=== READING PASSAGE ===
▶

Corineus

One of two wooden figures displayed in the Guildhall in London, carved by Captain Richard Saunders in 1709, replacing earlier wicker and pasteboard effigies which were traditionally carried in the Lord Mayor's Show. They represented Gogmagog and Corineus, but were later known as Gog and Magog. Both figures were destroyed during the London Blitz in 1940; new figures were carved in 1953.

Corineus, in medieval British legend, was a prodigious warrior, a fighter of giants, and the eponymous founder of Cornwall.

According to Geoffrey of Monmouth's History of the Kings of Britain (1136), he led the descendants of the Trojans who fled with Antenor after the Trojan War and settled on the coasts of the Tyrrhenian Sea. After Brutus, a descendant of the Trojan prince Aeneas, had been exiled from Italy and liberated the enslaved Trojans in Greece, he encountered Corineus and his people, who joined him in his travels. In Gaul, Corineus provoked a war with Goffarius Pictus, king of Aquitania, by hunting in his forests without permission, and killed thousands single-handedly with his battle-axe. After defeating Goffarius, the Trojans crossed to the island of Albion, which Brutus renamed Britain after himself. Corineus settled in Cornwall, which was then inhabited by giants. Brutus and his army killed most of them, but their leader, Gogmagog, was kept alive for a wrestling match with Corineus. The fight took place near Plymouth, and Corineus killed him by throwing him over a cliff.[1]

Corineus was the first of the legendary rulers of Cornwall. After Brutus died the rest of Britain was divided between his three sons, Locrinus (England), Kamber (Wales) and Albanactus (Scotland). Locrinus agreed to marry Corineus's daughter Gwendolen, but fell in love instead with Estrildis, a captured German princess. Corineus threatened war in response to this affront, and to pacify him Locrinus married Gwendolen, but kept Estrildis as his secret mistress. After Corineus died Locrinus divorced Gwendolen and married Estrildis, and Gwendolen responded by raising an army in Cornwall and making war against her ex-husband. Locrinus was killed in battle, and Gwendolen threw Estrildis and her daughter, Habren, into the River Severn.[2]

The tale is preserved in the works of later writers, including Michael Drayton and John Milton.

◀

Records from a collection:
▶

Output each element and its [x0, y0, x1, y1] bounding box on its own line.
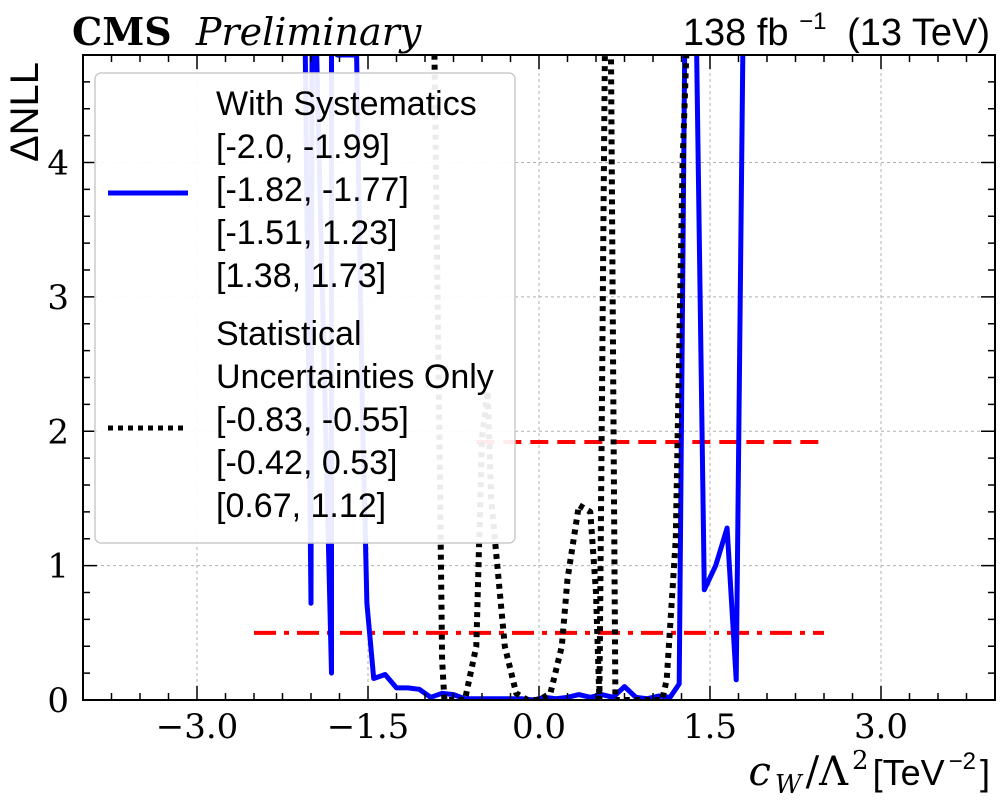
- x-tick-label: 0.0: [512, 707, 566, 747]
- legend-line: [1.38, 1.73]: [216, 257, 386, 295]
- x-axis-sub: W: [775, 770, 804, 800]
- x-axis-label: c W /Λ 2 [TeV −2 ]: [749, 746, 991, 800]
- x-tick-label: −3.0: [156, 707, 239, 747]
- y-tick-label: 3: [47, 278, 69, 318]
- legend-box: [94, 72, 516, 544]
- x-tick-label: 1.5: [683, 707, 737, 747]
- legend-line: Statistical: [216, 315, 362, 353]
- legend-line: [-0.83, -0.55]: [216, 401, 409, 439]
- plot-frame: [82, 54, 996, 701]
- legend: With Systematics [-2.0, -1.99] [-1.82, -…: [94, 72, 516, 544]
- legend-line: [-1.51, 1.23]: [216, 214, 397, 252]
- y-tick-label: 2: [47, 412, 69, 452]
- data-layer: [254, 55, 824, 700]
- legend-line: [-1.82, -1.77]: [216, 171, 409, 209]
- legend-line: [-2.0, -1.99]: [216, 128, 390, 166]
- x-axis-unit: [TeV: [873, 752, 945, 793]
- x-axis-sup: 2: [852, 746, 869, 776]
- series-line-stat-only: [431, 55, 690, 700]
- energy-label: (13 TeV): [847, 12, 990, 54]
- x-axis-unit-end: ]: [980, 752, 990, 793]
- x-tick-label: 3.0: [854, 707, 908, 747]
- y-tick-label: 0: [47, 681, 69, 721]
- y-tick-label: 4: [47, 144, 69, 184]
- ticks: −3.0 −1.5 0.0 1.5 3.0 0 1 2 3 4: [47, 54, 996, 747]
- experiment-name: CMS: [72, 9, 172, 54]
- y-axis-label: ΔNLL: [3, 62, 47, 162]
- x-axis-var: c: [749, 749, 771, 795]
- lumi-value: 138 fb: [683, 12, 789, 54]
- x-axis-mid: /Λ: [806, 749, 849, 795]
- legend-line: With Systematics: [216, 85, 477, 123]
- x-axis-unit-sup: −2: [949, 748, 976, 775]
- y-tick-label: 1: [47, 547, 69, 587]
- lumi-exponent: −1: [799, 8, 826, 35]
- experiment-label: CMS Preliminary: [72, 9, 422, 54]
- legend-line: Uncertainties Only: [216, 358, 494, 396]
- x-tick-label: −1.5: [327, 707, 410, 747]
- lumi-label: 138 fb −1 (13 TeV): [683, 0, 990, 54]
- legend-line: [0.67, 1.12]: [216, 487, 386, 525]
- legend-line: [-0.42, 0.53]: [216, 444, 397, 482]
- experiment-status: Preliminary: [195, 10, 422, 54]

◀

=== WRITTEN REQUEST 1 ===
In the records, rename "legend-line" to "legend-entry" in the lines from the one containing "- x-tick-label: 0.0: [512, 707, 566, 747]" through the one containing "- experiment-label: CMS", and give only those lines back with nothing else changed.
=== WRITTEN REQUEST 2 ===
Go on with the text about the legendary warrior Corineus from where it stops.
The text and the records have no connection to each other.

=== WRITTEN REPLY 1 ===
- x-tick-label: 0.0: [512, 707, 566, 747]
- legend-entry: [1.38, 1.73]: [216, 257, 386, 295]
- x-axis-sub: W: [775, 770, 804, 800]
- x-axis-label: c W /Λ 2 [TeV −2 ]: [749, 746, 991, 800]
- x-tick-label: −3.0: [156, 707, 239, 747]
- y-tick-label: 3: [47, 278, 69, 318]
- legend-box: [94, 72, 516, 544]
- x-tick-label: 1.5: [683, 707, 737, 747]
- legend-entry: Statistical: [216, 315, 362, 353]
- legend-entry: [-0.83, -0.55]: [216, 401, 409, 439]
- plot-frame: [82, 54, 996, 701]
- legend: With Systematics [-2.0, -1.99] [-1.82, -…: [94, 72, 516, 544]
- legend-entry: [-1.51, 1.23]: [216, 214, 397, 252]
- y-tick-label: 2: [47, 412, 69, 452]
- data-layer: [254, 55, 824, 700]
- legend-entry: [-1.82, -1.77]: [216, 171, 409, 209]
- legend-entry: [-2.0, -1.99]: [216, 128, 390, 166]
- x-axis-unit: [TeV: [873, 752, 945, 793]
- x-axis-sup: 2: [852, 746, 869, 776]
- series-line-stat-only: [431, 55, 690, 700]
- energy-label: (13 TeV): [847, 12, 990, 54]
- x-axis-unit-end: ]: [980, 752, 990, 793]
- x-tick-label: 3.0: [854, 707, 908, 747]
- y-tick-label: 0: [47, 681, 69, 721]
- y-tick-label: 4: [47, 144, 69, 184]
- ticks: −3.0 −1.5 0.0 1.5 3.0 0 1 2 3 4: [47, 54, 996, 747]
- experiment-name: CMS: [72, 9, 172, 54]
- y-axis-label: ΔNLL: [3, 62, 47, 162]
- x-axis-var: c: [749, 749, 771, 795]
- lumi-value: 138 fb: [683, 12, 789, 54]
- x-axis-mid: /Λ: [806, 749, 849, 795]
- legend-entry: With Systematics: [216, 85, 477, 123]
- x-axis-unit-sup: −2: [949, 748, 976, 775]
- y-tick-label: 1: [47, 547, 69, 587]
- lumi-exponent: −1: [799, 8, 826, 35]
- experiment-label: CMS Preliminary: [72, 9, 422, 54]

=== WRITTEN REPLY 2 ===
As to Corineus's stature, he is represented as being the largest of Brutus's crew in the Middle English prose Brut [3] Raphael Holinshed comments that Corineus was not a giant, but names a source, the Architrenius that descirbes Corineus as a man 12 cubits (18 feet) tall.[4]

References

  1. Geoffrey of Monmouth, Historia Regum Britanniae 1.12-16.
  2. Geoffrey of Monmouth, Historia Regum Britanniae 2.1-5.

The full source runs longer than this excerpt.